Extracted records
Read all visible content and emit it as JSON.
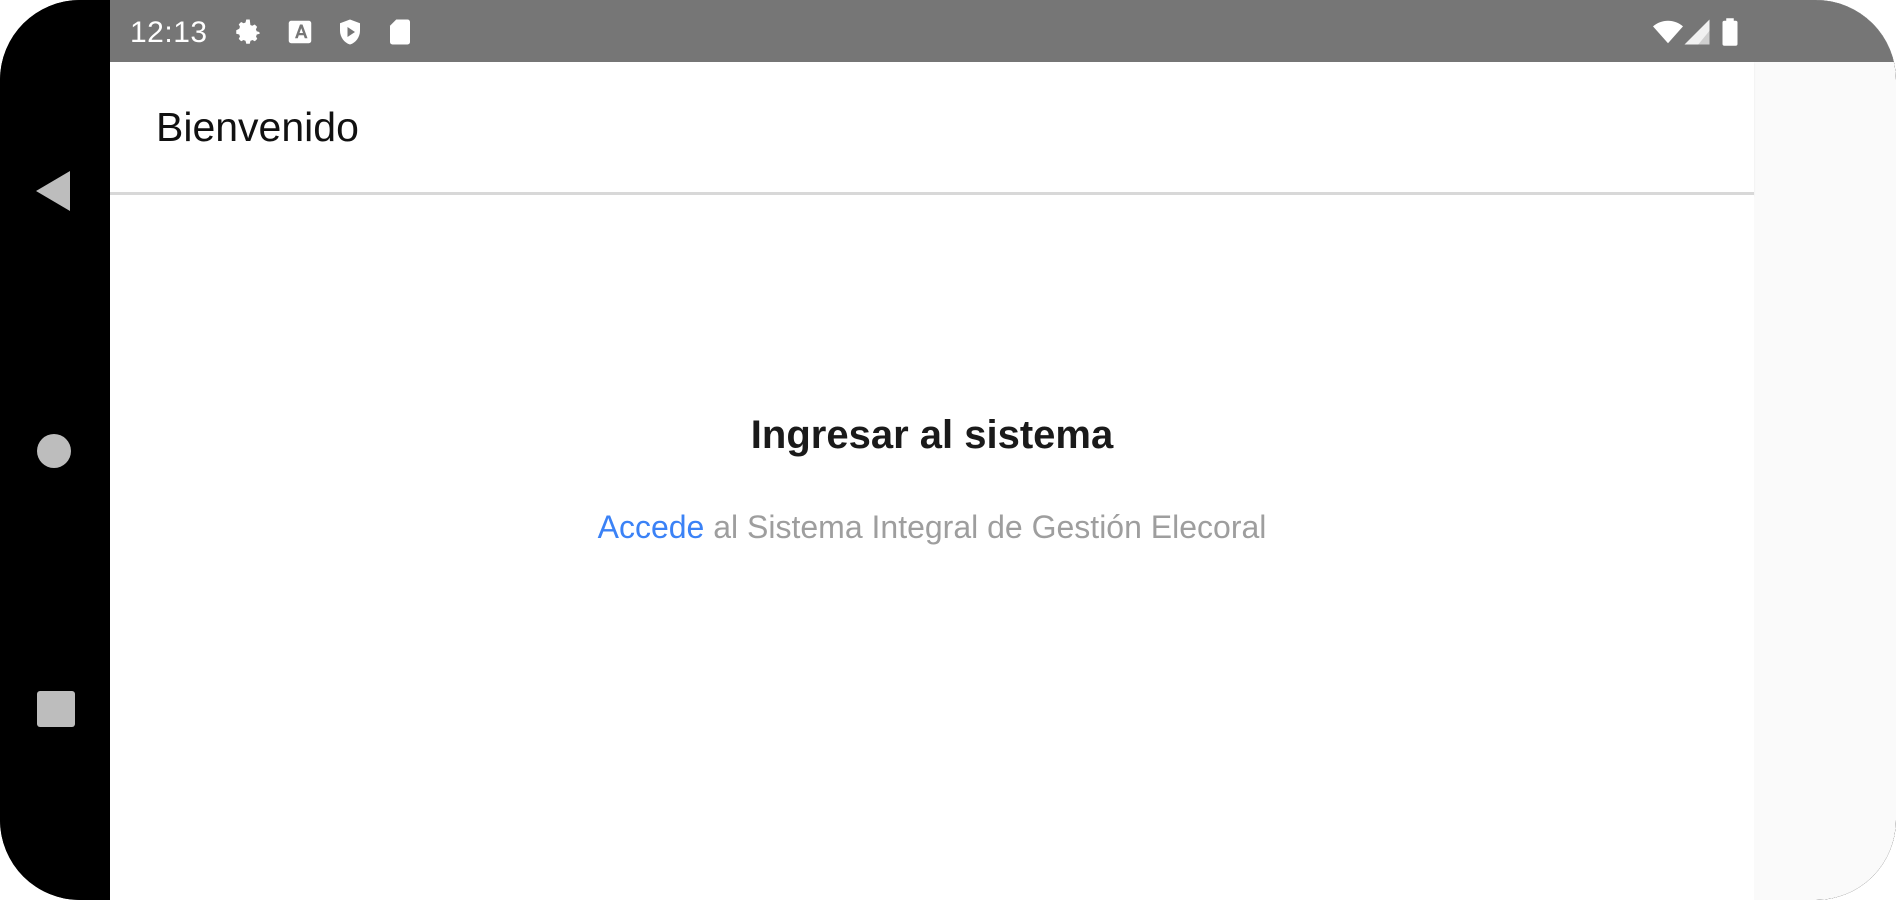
{
  "status_bar": {
    "time": "12:13",
    "icons": [
      "settings-icon",
      "a-icon",
      "shield-play-icon",
      "sd-card-icon",
      "wifi-icon",
      "signal-icon",
      "battery-icon"
    ]
  },
  "navigation": {
    "buttons": [
      "back-icon",
      "home-icon",
      "recents-icon"
    ]
  },
  "toolbar": {
    "title": "Bienvenido"
  },
  "login": {
    "title": "Ingresar al sistema",
    "link_text": "Accede",
    "subtitle_rest": " al Sistema Integral de Gestión Elecoral"
  },
  "colors": {
    "status_bar": "#767676",
    "link": "#3b82f6",
    "subtitle": "#9e9e9e"
  }
}
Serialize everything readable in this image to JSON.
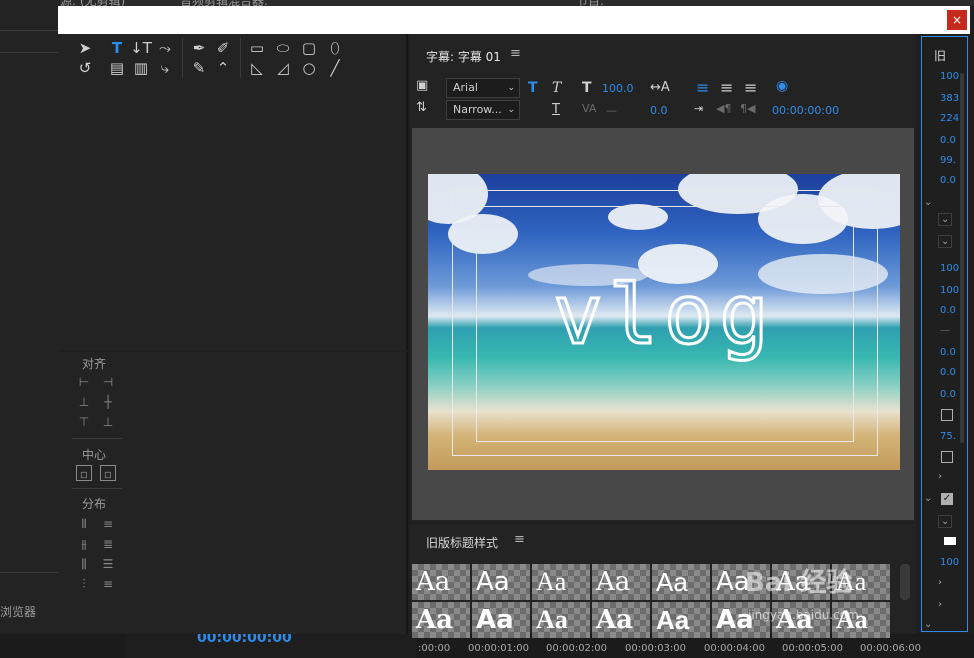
{
  "background_app": {
    "top_left_text": "视图",
    "top_mid_text_1": "源: (无剪辑)",
    "top_mid_text_2": "音频剪辑混合器:",
    "top_right_text": "节目:",
    "left_bottom_label": "浏览器",
    "sequence_timecode": "00:00:00:00"
  },
  "dialog": {
    "close_label": "×",
    "tools": {
      "align_label": "对齐",
      "center_label": "中心",
      "distribute_label": "分布"
    },
    "title_panel": {
      "tab_label": "字幕: 字幕 01",
      "menu_icon": "hamburger-icon",
      "font_family": "Arial",
      "font_style": "Narrow...",
      "font_size": "100.0",
      "kerning": "0.0",
      "leading_placeholder": "—",
      "timecode": "00:00:00:00",
      "canvas_text": "vlog"
    },
    "styles_panel": {
      "title": "旧版标题样式",
      "swatch_text": "Aa",
      "swatch_count": 16
    },
    "properties_panel": {
      "header": "旧",
      "values": [
        "100",
        "383",
        "224",
        "0.0",
        "99.",
        "0.0",
        "100",
        "100",
        "0.0",
        "—",
        "0.0",
        "0.0",
        "0.0",
        "75.",
        "100"
      ]
    }
  },
  "timeline": {
    "ticks": [
      ":00:00",
      "00:00:01:00",
      "00:00:02:00",
      "00:00:03:00",
      "00:00:04:00",
      "00:00:05:00",
      "00:00:06:00"
    ]
  },
  "watermark": {
    "brand": "Bai  经验",
    "url": "jingyan.baidu.com"
  },
  "colors": {
    "accent_blue": "#2d8ceb",
    "close_red": "#c42b1c",
    "panel_bg": "#232323"
  }
}
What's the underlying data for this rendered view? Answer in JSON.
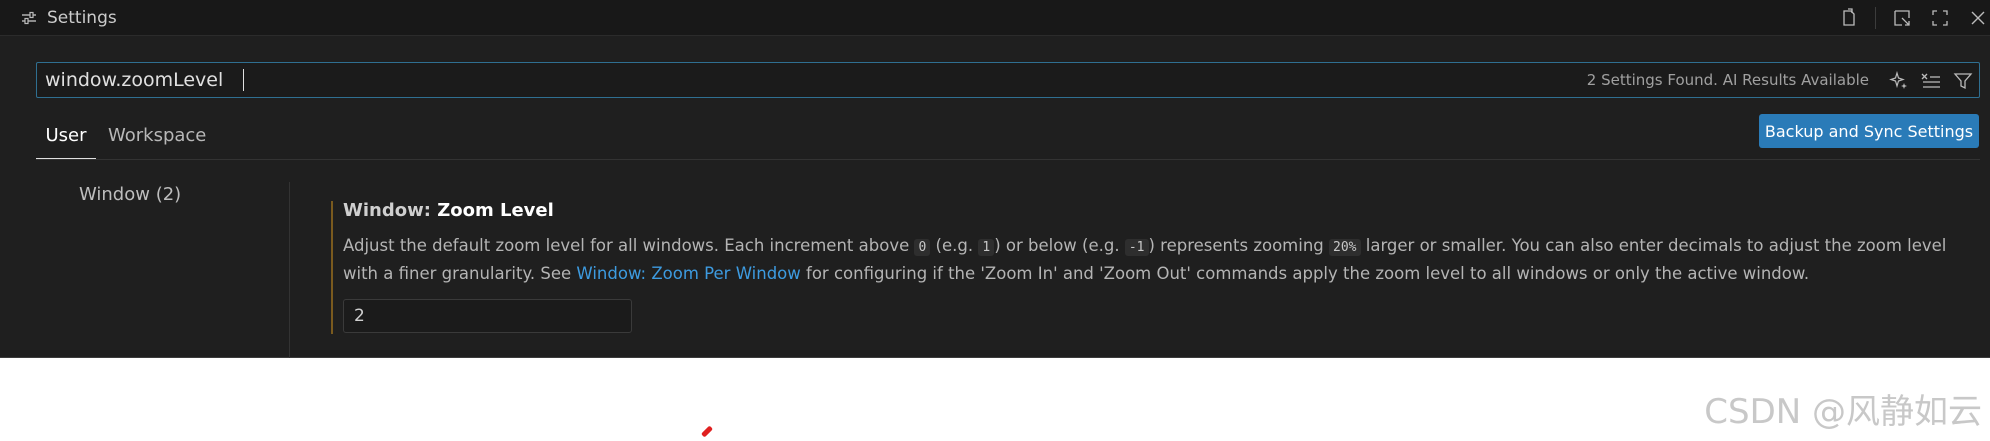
{
  "tab": {
    "title": "Settings",
    "icon": "settings-sliders-icon"
  },
  "tab_actions": [
    "open-settings-json-icon",
    "split-editor-icon",
    "maximize-icon",
    "close-icon"
  ],
  "search": {
    "value": "window.zoomLevel",
    "results": "2 Settings Found. AI Results Available",
    "actions": [
      "ai-sparkle-icon",
      "clear-filter-icon",
      "filter-icon"
    ]
  },
  "scopes": {
    "user": "User",
    "workspace": "Workspace",
    "active": "User"
  },
  "sync_button": "Backup and Sync Settings",
  "toc": {
    "item": "Window (2)"
  },
  "setting": {
    "category": "Window: ",
    "name": "Zoom Level",
    "desc_part1": "Adjust the default zoom level for all windows. Each increment above ",
    "code1": "0",
    "desc_part2": " (e.g. ",
    "code2": "1",
    "desc_part3": ") or below (e.g. ",
    "code3": "-1",
    "desc_part4": ") represents zooming ",
    "code4": "20%",
    "desc_part5": " larger or smaller. You can also enter decimals to adjust the zoom level with a finer granularity. See ",
    "link": "Window: Zoom Per Window",
    "desc_part6": " for configuring if the 'Zoom In' and 'Zoom Out' commands apply the zoom level to all windows or only the active window.",
    "value": "2"
  },
  "watermark": "CSDN @风静如云",
  "colors": {
    "accent": "#2a7bb8",
    "link": "#3d9be0",
    "modified_marker": "#7a5a1e",
    "background": "#1f1f1f"
  }
}
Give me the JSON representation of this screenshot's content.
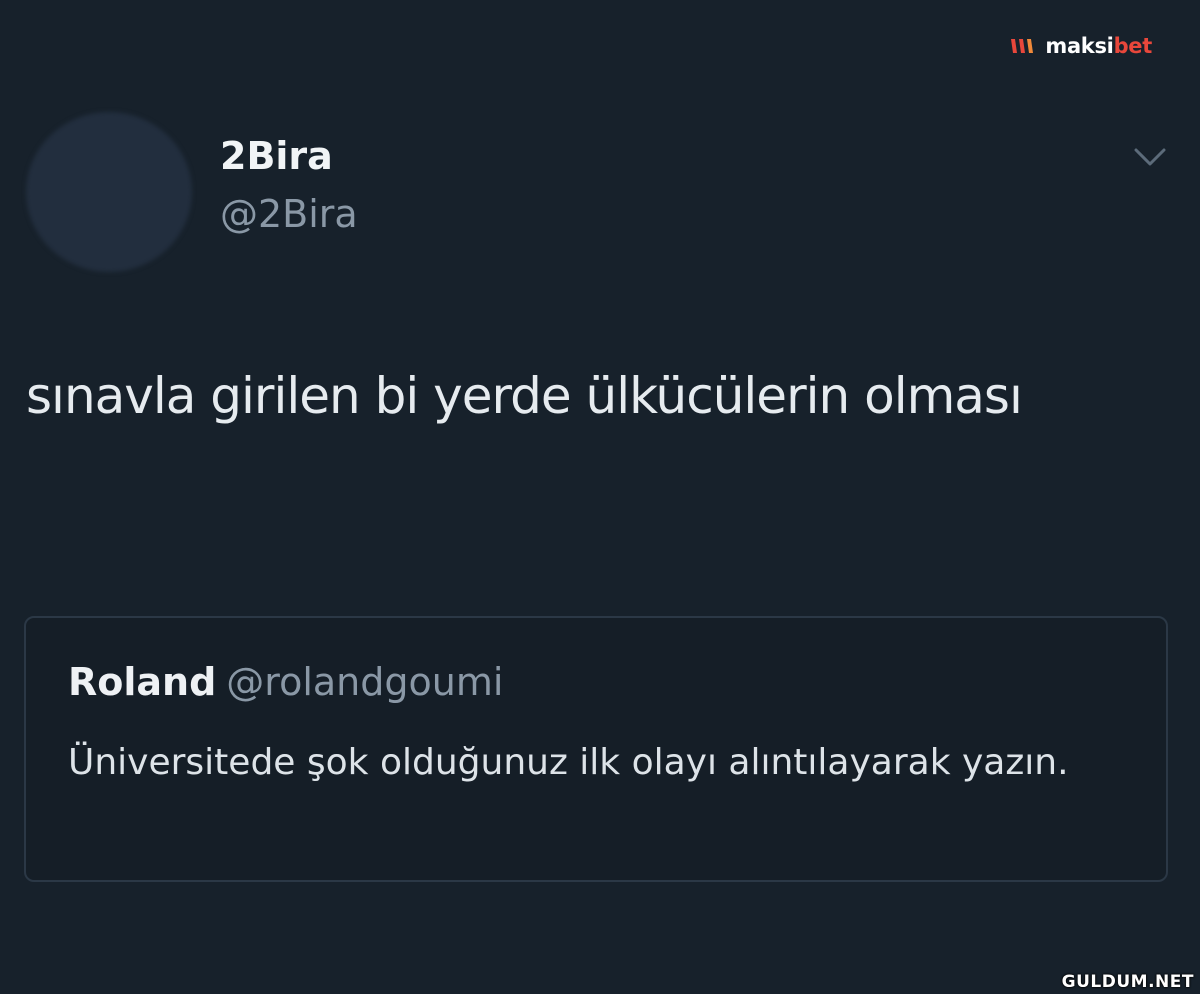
{
  "watermark": {
    "brand_main": "maksi",
    "brand_accent": "bet",
    "accent_color": "#e8473b"
  },
  "tweet": {
    "display_name": "2Bira",
    "handle": "@2Bira",
    "text": "sınavla girilen bi yerde ülkücülerin olması",
    "menu_icon": "chevron-down-icon"
  },
  "quoted_tweet": {
    "display_name": "Roland",
    "handle": "@rolandgoumi",
    "text": "Üniversitede şok olduğunuz ilk olayı alıntılayarak yazın."
  },
  "site_mark": "GULDUM.NET",
  "colors": {
    "background": "#17212b",
    "card_border": "#2b3846",
    "secondary_text": "#8a98a6"
  }
}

**Directions for this task**
Your task is to copy the entries in full and exactly, without any images.

**Complete output**
Read all visible content and emit it as JSON.
{
  "status_bar": {
    "time": "12:13",
    "icons": [
      "settings-icon",
      "a-icon",
      "shield-play-icon",
      "sd-card-icon",
      "wifi-icon",
      "signal-icon",
      "battery-icon"
    ]
  },
  "navigation": {
    "buttons": [
      "back-icon",
      "home-icon",
      "recents-icon"
    ]
  },
  "toolbar": {
    "title": "Bienvenido"
  },
  "login": {
    "title": "Ingresar al sistema",
    "link_text": "Accede",
    "subtitle_rest": " al Sistema Integral de Gestión Elecoral"
  },
  "colors": {
    "status_bar": "#767676",
    "link": "#3b82f6",
    "subtitle": "#9e9e9e"
  }
}
Serialize everything readable in this image to JSON.
{
  "background_app": {
    "top_left_text": "视图",
    "top_mid_text_1": "源: (无剪辑)",
    "top_mid_text_2": "音频剪辑混合器:",
    "top_right_text": "节目:",
    "left_bottom_label": "浏览器",
    "sequence_timecode": "00:00:00:00"
  },
  "dialog": {
    "close_label": "×",
    "tools": {
      "align_label": "对齐",
      "center_label": "中心",
      "distribute_label": "分布"
    },
    "title_panel": {
      "tab_label": "字幕: 字幕 01",
      "menu_icon": "hamburger-icon",
      "font_family": "Arial",
      "font_style": "Narrow...",
      "font_size": "100.0",
      "kerning": "0.0",
      "leading_placeholder": "—",
      "timecode": "00:00:00:00",
      "canvas_text": "vlog"
    },
    "styles_panel": {
      "title": "旧版标题样式",
      "swatch_text": "Aa",
      "swatch_count": 16
    },
    "properties_panel": {
      "header": "旧",
      "values": [
        "100",
        "383",
        "224",
        "0.0",
        "99.",
        "0.0",
        "100",
        "100",
        "0.0",
        "—",
        "0.0",
        "0.0",
        "0.0",
        "75.",
        "100"
      ]
    }
  },
  "timeline": {
    "ticks": [
      ":00:00",
      "00:00:01:00",
      "00:00:02:00",
      "00:00:03:00",
      "00:00:04:00",
      "00:00:05:00",
      "00:00:06:00"
    ]
  },
  "watermark": {
    "brand": "Bai  经验",
    "url": "jingyan.baidu.com"
  },
  "colors": {
    "accent_blue": "#2d8ceb",
    "close_red": "#c42b1c",
    "panel_bg": "#232323"
  }
}
What's the underlying data for this rendered view? Answer in JSON.
{
  "tab": {
    "title": "Settings",
    "icon": "settings-sliders-icon"
  },
  "tab_actions": [
    "open-settings-json-icon",
    "split-editor-icon",
    "maximize-icon",
    "close-icon"
  ],
  "search": {
    "value": "window.zoomLevel",
    "results": "2 Settings Found. AI Results Available",
    "actions": [
      "ai-sparkle-icon",
      "clear-filter-icon",
      "filter-icon"
    ]
  },
  "scopes": {
    "user": "User",
    "workspace": "Workspace",
    "active": "User"
  },
  "sync_button": "Backup and Sync Settings",
  "toc": {
    "item": "Window (2)"
  },
  "setting": {
    "category": "Window: ",
    "name": "Zoom Level",
    "desc_part1": "Adjust the default zoom level for all windows. Each increment above ",
    "code1": "0",
    "desc_part2": " (e.g. ",
    "code2": "1",
    "desc_part3": ") or below (e.g. ",
    "code3": "-1",
    "desc_part4": ") represents zooming ",
    "code4": "20%",
    "desc_part5": " larger or smaller. You can also enter decimals to adjust the zoom level with a finer granularity. See ",
    "link": "Window: Zoom Per Window",
    "desc_part6": " for configuring if the 'Zoom In' and 'Zoom Out' commands apply the zoom level to all windows or only the active window.",
    "value": "2"
  },
  "watermark": "CSDN @风静如云",
  "colors": {
    "accent": "#2a7bb8",
    "link": "#3d9be0",
    "modified_marker": "#7a5a1e",
    "background": "#1f1f1f"
  }
}
Give me the JSON representation of this screenshot's content.
{
  "watermark": {
    "brand_main": "maksi",
    "brand_accent": "bet",
    "accent_color": "#e8473b"
  },
  "tweet": {
    "display_name": "2Bira",
    "handle": "@2Bira",
    "text": "sınavla girilen bi yerde ülkücülerin olması",
    "menu_icon": "chevron-down-icon"
  },
  "quoted_tweet": {
    "display_name": "Roland",
    "handle": "@rolandgoumi",
    "text": "Üniversitede şok olduğunuz ilk olayı alıntılayarak yazın."
  },
  "site_mark": "GULDUM.NET",
  "colors": {
    "background": "#17212b",
    "card_border": "#2b3846",
    "secondary_text": "#8a98a6"
  }
}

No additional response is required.